- [GIVEN REQUEST]:
Skip every image and restate the data word for word.

- [PROVIDED INFORMATION]:
-- begin --
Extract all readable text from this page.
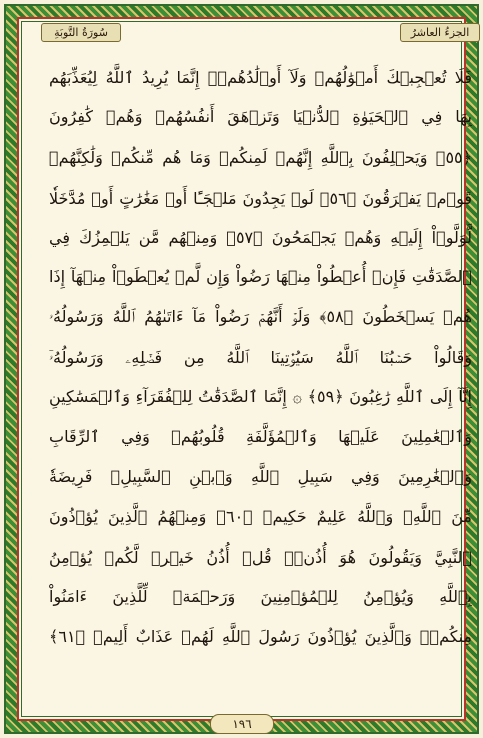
سُورَةُ التَّوبَةِ	الجزءُ العاشرُ
فَلَا تُعۡجِبۡكَ أَمۡوَٰلُهُمۡ وَلَآ أَوۡلَٰدُهُمۡۚ إِنَّمَا يُرِيدُ ٱللَّهُ لِيُعَذِّبَهُم
بِهَا فِي ٱلۡحَيَوٰةِ ٱلدُّنۡيَا وَتَزۡهَقَ أَنفُسُهُمۡ وَهُمۡ كَٰفِرُونَ
﴿٥٥﴾ وَيَحۡلِفُونَ بِٱللَّهِ إِنَّهُمۡ لَمِنكُمۡ وَمَا هُم مِّنكُمۡ وَلَٰكِنَّهُمۡ
قَوۡمٞ يَفۡرَقُونَ ﴿٥٦﴾ لَوۡ يَجِدُونَ مَلۡجَـًٔا أَوۡ مَغَٰرَٰتٍ أَوۡ مُدَّخَلٗا
لَّوَلَّوۡاْ إِلَيۡهِ وَهُمۡ يَجۡمَحُونَ ﴿٥٧﴾ وَمِنۡهُم مَّن يَلۡمِزُكَ فِي
ٱلصَّدَقَٰتِ فَإِنۡ أُعۡطُواْ مِنۡهَا رَضُواْ وَإِن لَّمۡ يُعۡطَوۡاْ مِنۡهَآ إِذَا
هُمۡ يَسۡخَطُونَ ﴿٥٨﴾ وَلَوۡ أَنَّهُمۡ رَضُواْ مَآ ءَاتَىٰهُمُ ٱللَّهُ وَرَسُولُهُۥ
وَقَالُواْ حَسۡبُنَا ٱللَّهُ سَيُؤۡتِينَا ٱللَّهُ مِن فَضۡلِهِۦ وَرَسُولُهُۥٓ
إِنَّآ إِلَى ٱللَّهِ رَٰغِبُونَ ﴿٥٩﴾ ۞ إِنَّمَا ٱلصَّدَقَٰتُ لِلۡفُقَرَآءِ وَٱلۡمَسَٰكِينِ
وَٱلۡعَٰمِلِينَ عَلَيۡهَا وَٱلۡمُؤَلَّفَةِ قُلُوبُهُمۡ وَفِي ٱلرِّقَابِ
وَٱلۡغَٰرِمِينَ وَفِي سَبِيلِ ٱللَّهِ وَٱبۡنِ ٱلسَّبِيلِۖ فَرِيضَةٗ
مِّنَ ٱللَّهِۗ وَٱللَّهُ عَلِيمٌ حَكِيمٞ ﴿٦٠﴾ وَمِنۡهُمُ ٱلَّذِينَ يُؤۡذُونَ
ٱلنَّبِيَّ وَيَقُولُونَ هُوَ أُذُنٞۚ قُلۡ أُذُنُ خَيۡرٖ لَّكُمۡ يُؤۡمِنُ
بِٱللَّهِ وَيُؤۡمِنُ لِلۡمُؤۡمِنِينَ وَرَحۡمَةٞ لِّلَّذِينَ ءَامَنُواْ
مِنكُمۡۚ وَٱلَّذِينَ يُؤۡذُونَ رَسُولَ ٱللَّهِ لَهُمۡ عَذَابٌ أَلِيمٞ ﴿٦١﴾
١٩٦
-- end --
- [TASK RESULT]:
Extract all readable text from this page.
سُورَةُ التَّوبَةِ	الجزءُ العاشرُ
فَلَا تُعۡجِبۡكَ أَمۡوَٰلُهُمۡ وَلَآ أَوۡلَٰدُهُمۡۚ إِنَّمَا يُرِيدُ ٱللَّهُ لِيُعَذِّبَهُم
بِهَا فِي ٱلۡحَيَوٰةِ ٱلدُّنۡيَا وَتَزۡهَقَ أَنفُسُهُمۡ وَهُمۡ كَٰفِرُونَ
﴿٥٥﴾ وَيَحۡلِفُونَ بِٱللَّهِ إِنَّهُمۡ لَمِنكُمۡ وَمَا هُم مِّنكُمۡ وَلَٰكِنَّهُمۡ
قَوۡمٞ يَفۡرَقُونَ ﴿٥٦﴾ لَوۡ يَجِدُونَ مَلۡجَـًٔا أَوۡ مَغَٰرَٰتٍ أَوۡ مُدَّخَلٗا
لَّوَلَّوۡاْ إِلَيۡهِ وَهُمۡ يَجۡمَحُونَ ﴿٥٧﴾ وَمِنۡهُم مَّن يَلۡمِزُكَ فِي
ٱلصَّدَقَٰتِ فَإِنۡ أُعۡطُواْ مِنۡهَا رَضُواْ وَإِن لَّمۡ يُعۡطَوۡاْ مِنۡهَآ إِذَا
هُمۡ يَسۡخَطُونَ ﴿٥٨﴾ وَلَوۡ أَنَّهُمۡ رَضُواْ مَآ ءَاتَىٰهُمُ ٱللَّهُ وَرَسُولُهُۥ
وَقَالُواْ حَسۡبُنَا ٱللَّهُ سَيُؤۡتِينَا ٱللَّهُ مِن فَضۡلِهِۦ وَرَسُولُهُۥٓ
إِنَّآ إِلَى ٱللَّهِ رَٰغِبُونَ ﴿٥٩﴾ ۞ إِنَّمَا ٱلصَّدَقَٰتُ لِلۡفُقَرَآءِ وَٱلۡمَسَٰكِينِ
وَٱلۡعَٰمِلِينَ عَلَيۡهَا وَٱلۡمُؤَلَّفَةِ قُلُوبُهُمۡ وَفِي ٱلرِّقَابِ
وَٱلۡغَٰرِمِينَ وَفِي سَبِيلِ ٱللَّهِ وَٱبۡنِ ٱلسَّبِيلِۖ فَرِيضَةٗ
مِّنَ ٱللَّهِۗ وَٱللَّهُ عَلِيمٌ حَكِيمٞ ﴿٦٠﴾ وَمِنۡهُمُ ٱلَّذِينَ يُؤۡذُونَ
ٱلنَّبِيَّ وَيَقُولُونَ هُوَ أُذُنٞۚ قُلۡ أُذُنُ خَيۡرٖ لَّكُمۡ يُؤۡمِنُ
بِٱللَّهِ وَيُؤۡمِنُ لِلۡمُؤۡمِنِينَ وَرَحۡمَةٞ لِّلَّذِينَ ءَامَنُواْ
مِنكُمۡۚ وَٱلَّذِينَ يُؤۡذُونَ رَسُولَ ٱللَّهِ لَهُمۡ عَذَابٌ أَلِيمٞ ﴿٦١﴾
١٩٦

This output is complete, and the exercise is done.